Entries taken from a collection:
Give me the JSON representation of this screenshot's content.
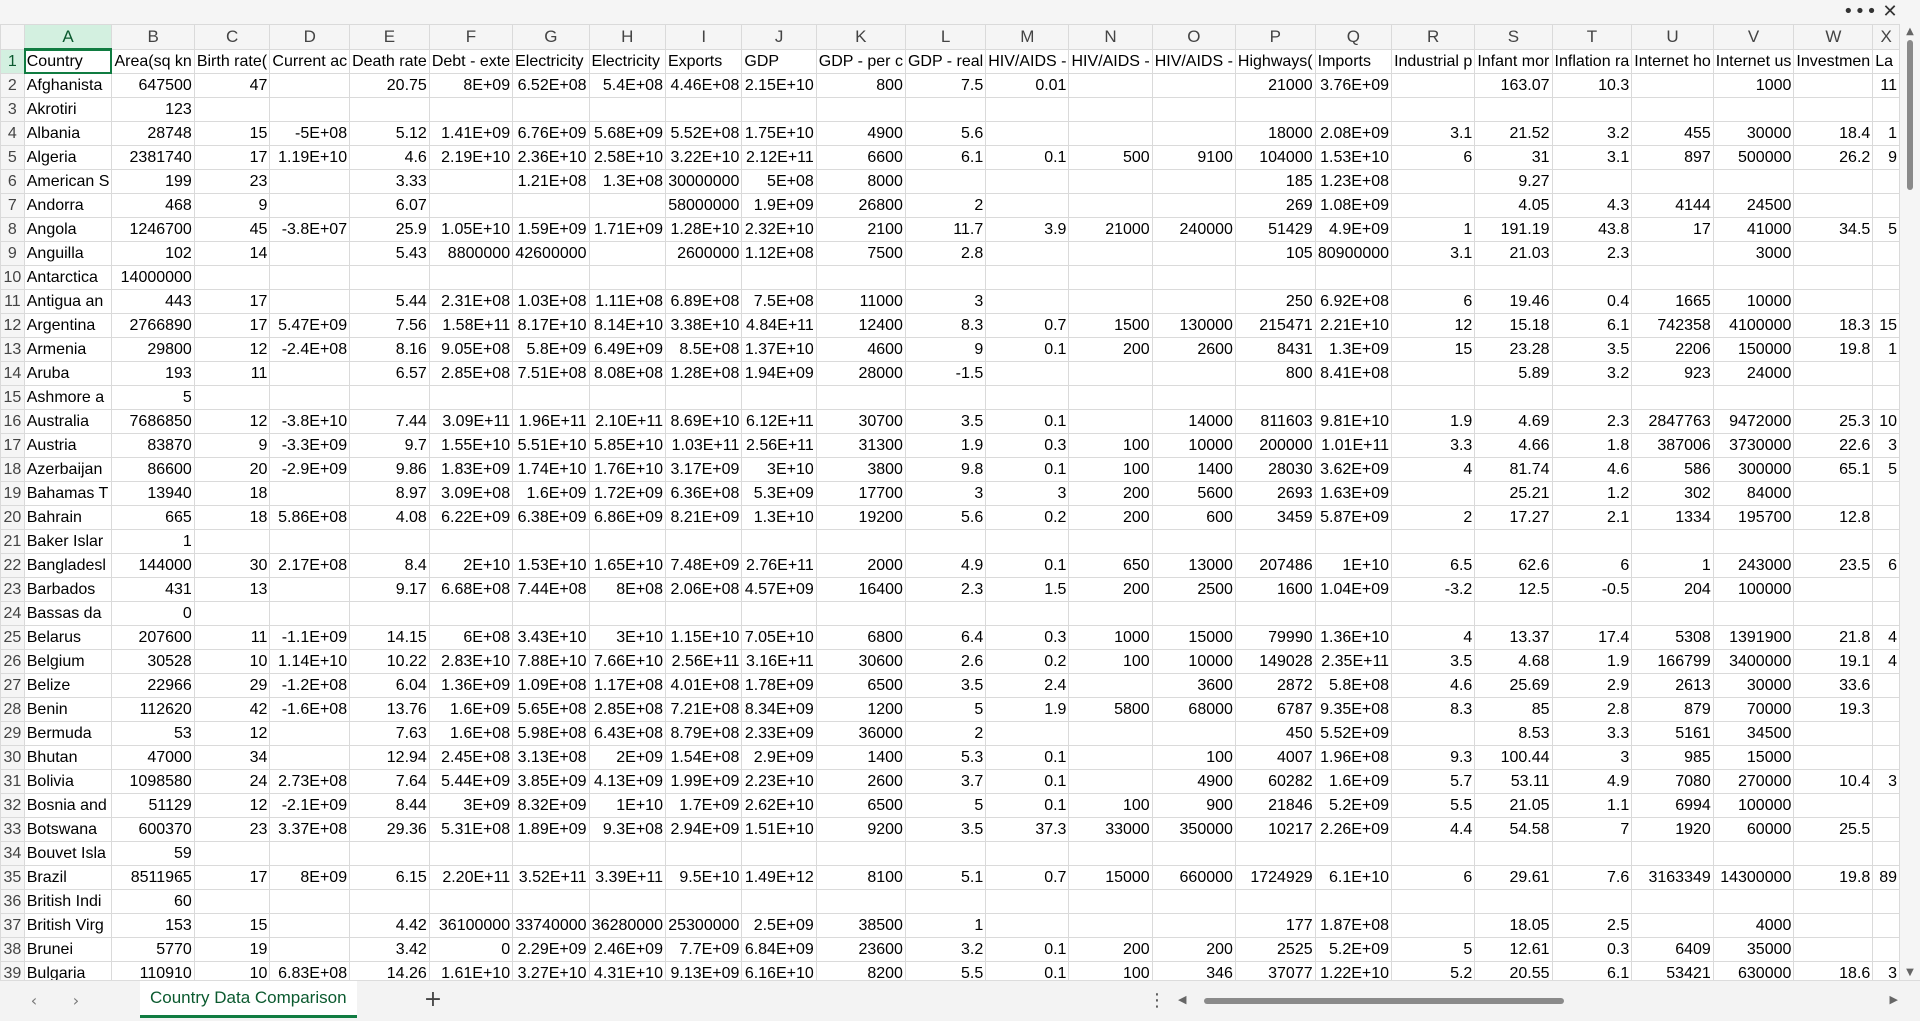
{
  "window": {
    "more_icon": "more-horizontal-icon",
    "close_icon": "close-icon"
  },
  "sheet": {
    "active_tab": "Country Data Comparison",
    "add_icon": "plus-icon",
    "menu_icon": "vertical-ellipsis-icon"
  },
  "selected_cell": "A1",
  "columns": [
    "A",
    "B",
    "C",
    "D",
    "E",
    "F",
    "G",
    "H",
    "I",
    "J",
    "K",
    "L",
    "M",
    "N",
    "O",
    "P",
    "Q",
    "R",
    "S",
    "T",
    "U",
    "V",
    "W",
    "X"
  ],
  "rows": [
    [
      "Country",
      "Area(sq kn",
      "Birth rate(",
      "Current ac",
      "Death rate",
      "Debt - exte",
      "Electricity",
      "Electricity",
      "Exports",
      "GDP",
      "GDP - per c",
      "GDP - real",
      "HIV/AIDS -",
      "HIV/AIDS -",
      "HIV/AIDS -",
      "Highways(",
      "Imports",
      "Industrial p",
      "Infant mor",
      "Inflation ra",
      "Internet ho",
      "Internet us",
      "Investmen",
      "La"
    ],
    [
      "Afghanista",
      "647500",
      "47",
      "",
      "20.75",
      "8E+09",
      "6.52E+08",
      "5.4E+08",
      "4.46E+08",
      "2.15E+10",
      "800",
      "7.5",
      "0.01",
      "",
      "",
      "21000",
      "3.76E+09",
      "",
      "163.07",
      "10.3",
      "",
      "1000",
      "",
      "11"
    ],
    [
      "Akrotiri",
      "123",
      "",
      "",
      "",
      "",
      "",
      "",
      "",
      "",
      "",
      "",
      "",
      "",
      "",
      "",
      "",
      "",
      "",
      "",
      "",
      "",
      "",
      ""
    ],
    [
      "Albania",
      "28748",
      "15",
      "-5E+08",
      "5.12",
      "1.41E+09",
      "6.76E+09",
      "5.68E+09",
      "5.52E+08",
      "1.75E+10",
      "4900",
      "5.6",
      "",
      "",
      "",
      "18000",
      "2.08E+09",
      "3.1",
      "21.52",
      "3.2",
      "455",
      "30000",
      "18.4",
      "1"
    ],
    [
      "Algeria",
      "2381740",
      "17",
      "1.19E+10",
      "4.6",
      "2.19E+10",
      "2.36E+10",
      "2.58E+10",
      "3.22E+10",
      "2.12E+11",
      "6600",
      "6.1",
      "0.1",
      "500",
      "9100",
      "104000",
      "1.53E+10",
      "6",
      "31",
      "3.1",
      "897",
      "500000",
      "26.2",
      "9"
    ],
    [
      "American S",
      "199",
      "23",
      "",
      "3.33",
      "",
      "1.21E+08",
      "1.3E+08",
      "30000000",
      "5E+08",
      "8000",
      "",
      "",
      "",
      "",
      "185",
      "1.23E+08",
      "",
      "9.27",
      "",
      "",
      "",
      "",
      ""
    ],
    [
      "Andorra",
      "468",
      "9",
      "",
      "6.07",
      "",
      "",
      "",
      "58000000",
      "1.9E+09",
      "26800",
      "2",
      "",
      "",
      "",
      "269",
      "1.08E+09",
      "",
      "4.05",
      "4.3",
      "4144",
      "24500",
      "",
      ""
    ],
    [
      "Angola",
      "1246700",
      "45",
      "-3.8E+07",
      "25.9",
      "1.05E+10",
      "1.59E+09",
      "1.71E+09",
      "1.28E+10",
      "2.32E+10",
      "2100",
      "11.7",
      "3.9",
      "21000",
      "240000",
      "51429",
      "4.9E+09",
      "1",
      "191.19",
      "43.8",
      "17",
      "41000",
      "34.5",
      "5"
    ],
    [
      "Anguilla",
      "102",
      "14",
      "",
      "5.43",
      "8800000",
      "42600000",
      "",
      "2600000",
      "1.12E+08",
      "7500",
      "2.8",
      "",
      "",
      "",
      "105",
      "80900000",
      "3.1",
      "21.03",
      "2.3",
      "",
      "3000",
      "",
      ""
    ],
    [
      "Antarctica",
      "14000000",
      "",
      "",
      "",
      "",
      "",
      "",
      "",
      "",
      "",
      "",
      "",
      "",
      "",
      "",
      "",
      "",
      "",
      "",
      "",
      "",
      "",
      ""
    ],
    [
      "Antigua an",
      "443",
      "17",
      "",
      "5.44",
      "2.31E+08",
      "1.03E+08",
      "1.11E+08",
      "6.89E+08",
      "7.5E+08",
      "11000",
      "3",
      "",
      "",
      "",
      "250",
      "6.92E+08",
      "6",
      "19.46",
      "0.4",
      "1665",
      "10000",
      "",
      ""
    ],
    [
      "Argentina",
      "2766890",
      "17",
      "5.47E+09",
      "7.56",
      "1.58E+11",
      "8.17E+10",
      "8.14E+10",
      "3.38E+10",
      "4.84E+11",
      "12400",
      "8.3",
      "0.7",
      "1500",
      "130000",
      "215471",
      "2.21E+10",
      "12",
      "15.18",
      "6.1",
      "742358",
      "4100000",
      "18.3",
      "15"
    ],
    [
      "Armenia",
      "29800",
      "12",
      "-2.4E+08",
      "8.16",
      "9.05E+08",
      "5.8E+09",
      "6.49E+09",
      "8.5E+08",
      "1.37E+10",
      "4600",
      "9",
      "0.1",
      "200",
      "2600",
      "8431",
      "1.3E+09",
      "15",
      "23.28",
      "3.5",
      "2206",
      "150000",
      "19.8",
      "1"
    ],
    [
      "Aruba",
      "193",
      "11",
      "",
      "6.57",
      "2.85E+08",
      "7.51E+08",
      "8.08E+08",
      "1.28E+08",
      "1.94E+09",
      "28000",
      "-1.5",
      "",
      "",
      "",
      "800",
      "8.41E+08",
      "",
      "5.89",
      "3.2",
      "923",
      "24000",
      "",
      ""
    ],
    [
      "Ashmore a",
      "5",
      "",
      "",
      "",
      "",
      "",
      "",
      "",
      "",
      "",
      "",
      "",
      "",
      "",
      "",
      "",
      "",
      "",
      "",
      "",
      "",
      "",
      ""
    ],
    [
      "Australia",
      "7686850",
      "12",
      "-3.8E+10",
      "7.44",
      "3.09E+11",
      "1.96E+11",
      "2.10E+11",
      "8.69E+10",
      "6.12E+11",
      "30700",
      "3.5",
      "0.1",
      "",
      "14000",
      "811603",
      "9.81E+10",
      "1.9",
      "4.69",
      "2.3",
      "2847763",
      "9472000",
      "25.3",
      "10"
    ],
    [
      "Austria",
      "83870",
      "9",
      "-3.3E+09",
      "9.7",
      "1.55E+10",
      "5.51E+10",
      "5.85E+10",
      "1.03E+11",
      "2.56E+11",
      "31300",
      "1.9",
      "0.3",
      "100",
      "10000",
      "200000",
      "1.01E+11",
      "3.3",
      "4.66",
      "1.8",
      "387006",
      "3730000",
      "22.6",
      "3"
    ],
    [
      "Azerbaijan",
      "86600",
      "20",
      "-2.9E+09",
      "9.86",
      "1.83E+09",
      "1.74E+10",
      "1.76E+10",
      "3.17E+09",
      "3E+10",
      "3800",
      "9.8",
      "0.1",
      "100",
      "1400",
      "28030",
      "3.62E+09",
      "4",
      "81.74",
      "4.6",
      "586",
      "300000",
      "65.1",
      "5"
    ],
    [
      "Bahamas T",
      "13940",
      "18",
      "",
      "8.97",
      "3.09E+08",
      "1.6E+09",
      "1.72E+09",
      "6.36E+08",
      "5.3E+09",
      "17700",
      "3",
      "3",
      "200",
      "5600",
      "2693",
      "1.63E+09",
      "",
      "25.21",
      "1.2",
      "302",
      "84000",
      "",
      ""
    ],
    [
      "Bahrain",
      "665",
      "18",
      "5.86E+08",
      "4.08",
      "6.22E+09",
      "6.38E+09",
      "6.86E+09",
      "8.21E+09",
      "1.3E+10",
      "19200",
      "5.6",
      "0.2",
      "200",
      "600",
      "3459",
      "5.87E+09",
      "2",
      "17.27",
      "2.1",
      "1334",
      "195700",
      "12.8",
      ""
    ],
    [
      "Baker Islar",
      "1",
      "",
      "",
      "",
      "",
      "",
      "",
      "",
      "",
      "",
      "",
      "",
      "",
      "",
      "",
      "",
      "",
      "",
      "",
      "",
      "",
      "",
      ""
    ],
    [
      "Bangladesl",
      "144000",
      "30",
      "2.17E+08",
      "8.4",
      "2E+10",
      "1.53E+10",
      "1.65E+10",
      "7.48E+09",
      "2.76E+11",
      "2000",
      "4.9",
      "0.1",
      "650",
      "13000",
      "207486",
      "1E+10",
      "6.5",
      "62.6",
      "6",
      "1",
      "243000",
      "23.5",
      "6"
    ],
    [
      "Barbados",
      "431",
      "13",
      "",
      "9.17",
      "6.68E+08",
      "7.44E+08",
      "8E+08",
      "2.06E+08",
      "4.57E+09",
      "16400",
      "2.3",
      "1.5",
      "200",
      "2500",
      "1600",
      "1.04E+09",
      "-3.2",
      "12.5",
      "-0.5",
      "204",
      "100000",
      "",
      ""
    ],
    [
      "Bassas da",
      "0",
      "",
      "",
      "",
      "",
      "",
      "",
      "",
      "",
      "",
      "",
      "",
      "",
      "",
      "",
      "",
      "",
      "",
      "",
      "",
      "",
      "",
      ""
    ],
    [
      "Belarus",
      "207600",
      "11",
      "-1.1E+09",
      "14.15",
      "6E+08",
      "3.43E+10",
      "3E+10",
      "1.15E+10",
      "7.05E+10",
      "6800",
      "6.4",
      "0.3",
      "1000",
      "15000",
      "79990",
      "1.36E+10",
      "4",
      "13.37",
      "17.4",
      "5308",
      "1391900",
      "21.8",
      "4"
    ],
    [
      "Belgium",
      "30528",
      "10",
      "1.14E+10",
      "10.22",
      "2.83E+10",
      "7.88E+10",
      "7.66E+10",
      "2.56E+11",
      "3.16E+11",
      "30600",
      "2.6",
      "0.2",
      "100",
      "10000",
      "149028",
      "2.35E+11",
      "3.5",
      "4.68",
      "1.9",
      "166799",
      "3400000",
      "19.1",
      "4"
    ],
    [
      "Belize",
      "22966",
      "29",
      "-1.2E+08",
      "6.04",
      "1.36E+09",
      "1.09E+08",
      "1.17E+08",
      "4.01E+08",
      "1.78E+09",
      "6500",
      "3.5",
      "2.4",
      "",
      "3600",
      "2872",
      "5.8E+08",
      "4.6",
      "25.69",
      "2.9",
      "2613",
      "30000",
      "33.6",
      ""
    ],
    [
      "Benin",
      "112620",
      "42",
      "-1.6E+08",
      "13.76",
      "1.6E+09",
      "5.65E+08",
      "2.85E+08",
      "7.21E+08",
      "8.34E+09",
      "1200",
      "5",
      "1.9",
      "5800",
      "68000",
      "6787",
      "9.35E+08",
      "8.3",
      "85",
      "2.8",
      "879",
      "70000",
      "19.3",
      ""
    ],
    [
      "Bermuda",
      "53",
      "12",
      "",
      "7.63",
      "1.6E+08",
      "5.98E+08",
      "6.43E+08",
      "8.79E+08",
      "2.33E+09",
      "36000",
      "2",
      "",
      "",
      "",
      "450",
      "5.52E+09",
      "",
      "8.53",
      "3.3",
      "5161",
      "34500",
      "",
      ""
    ],
    [
      "Bhutan",
      "47000",
      "34",
      "",
      "12.94",
      "2.45E+08",
      "3.13E+08",
      "2E+09",
      "1.54E+08",
      "2.9E+09",
      "1400",
      "5.3",
      "0.1",
      "",
      "100",
      "4007",
      "1.96E+08",
      "9.3",
      "100.44",
      "3",
      "985",
      "15000",
      "",
      ""
    ],
    [
      "Bolivia",
      "1098580",
      "24",
      "2.73E+08",
      "7.64",
      "5.44E+09",
      "3.85E+09",
      "4.13E+09",
      "1.99E+09",
      "2.23E+10",
      "2600",
      "3.7",
      "0.1",
      "",
      "4900",
      "60282",
      "1.6E+09",
      "5.7",
      "53.11",
      "4.9",
      "7080",
      "270000",
      "10.4",
      "3"
    ],
    [
      "Bosnia and",
      "51129",
      "12",
      "-2.1E+09",
      "8.44",
      "3E+09",
      "8.32E+09",
      "1E+10",
      "1.7E+09",
      "2.62E+10",
      "6500",
      "5",
      "0.1",
      "100",
      "900",
      "21846",
      "5.2E+09",
      "5.5",
      "21.05",
      "1.1",
      "6994",
      "100000",
      "",
      ""
    ],
    [
      "Botswana",
      "600370",
      "23",
      "3.37E+08",
      "29.36",
      "5.31E+08",
      "1.89E+09",
      "9.3E+08",
      "2.94E+09",
      "1.51E+10",
      "9200",
      "3.5",
      "37.3",
      "33000",
      "350000",
      "10217",
      "2.26E+09",
      "4.4",
      "54.58",
      "7",
      "1920",
      "60000",
      "25.5",
      ""
    ],
    [
      "Bouvet Isla",
      "59",
      "",
      "",
      "",
      "",
      "",
      "",
      "",
      "",
      "",
      "",
      "",
      "",
      "",
      "",
      "",
      "",
      "",
      "",
      "",
      "",
      "",
      ""
    ],
    [
      "Brazil",
      "8511965",
      "17",
      "8E+09",
      "6.15",
      "2.20E+11",
      "3.52E+11",
      "3.39E+11",
      "9.5E+10",
      "1.49E+12",
      "8100",
      "5.1",
      "0.7",
      "15000",
      "660000",
      "1724929",
      "6.1E+10",
      "6",
      "29.61",
      "7.6",
      "3163349",
      "14300000",
      "19.8",
      "89"
    ],
    [
      "British Indi",
      "60",
      "",
      "",
      "",
      "",
      "",
      "",
      "",
      "",
      "",
      "",
      "",
      "",
      "",
      "",
      "",
      "",
      "",
      "",
      "",
      "",
      "",
      ""
    ],
    [
      "British Virg",
      "153",
      "15",
      "",
      "4.42",
      "36100000",
      "33740000",
      "36280000",
      "25300000",
      "2.5E+09",
      "38500",
      "1",
      "",
      "",
      "",
      "177",
      "1.87E+08",
      "",
      "18.05",
      "2.5",
      "",
      "4000",
      "",
      ""
    ],
    [
      "Brunei",
      "5770",
      "19",
      "",
      "3.42",
      "0",
      "2.29E+09",
      "2.46E+09",
      "7.7E+09",
      "6.84E+09",
      "23600",
      "3.2",
      "0.1",
      "200",
      "200",
      "2525",
      "5.2E+09",
      "5",
      "12.61",
      "0.3",
      "6409",
      "35000",
      "",
      ""
    ],
    [
      "Bulgaria",
      "110910",
      "10",
      "6.83E+08",
      "14.26",
      "1.61E+10",
      "3.27E+10",
      "4.31E+10",
      "9.13E+09",
      "6.16E+10",
      "8200",
      "5.5",
      "0.1",
      "100",
      "346",
      "37077",
      "1.22E+10",
      "5.2",
      "20.55",
      "6.1",
      "53421",
      "630000",
      "18.6",
      "3"
    ]
  ]
}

WHAT YOU NEED TO DO: Determine the number of lines in the records that include the string "Country", and respond with that number only.

ANSWER: 2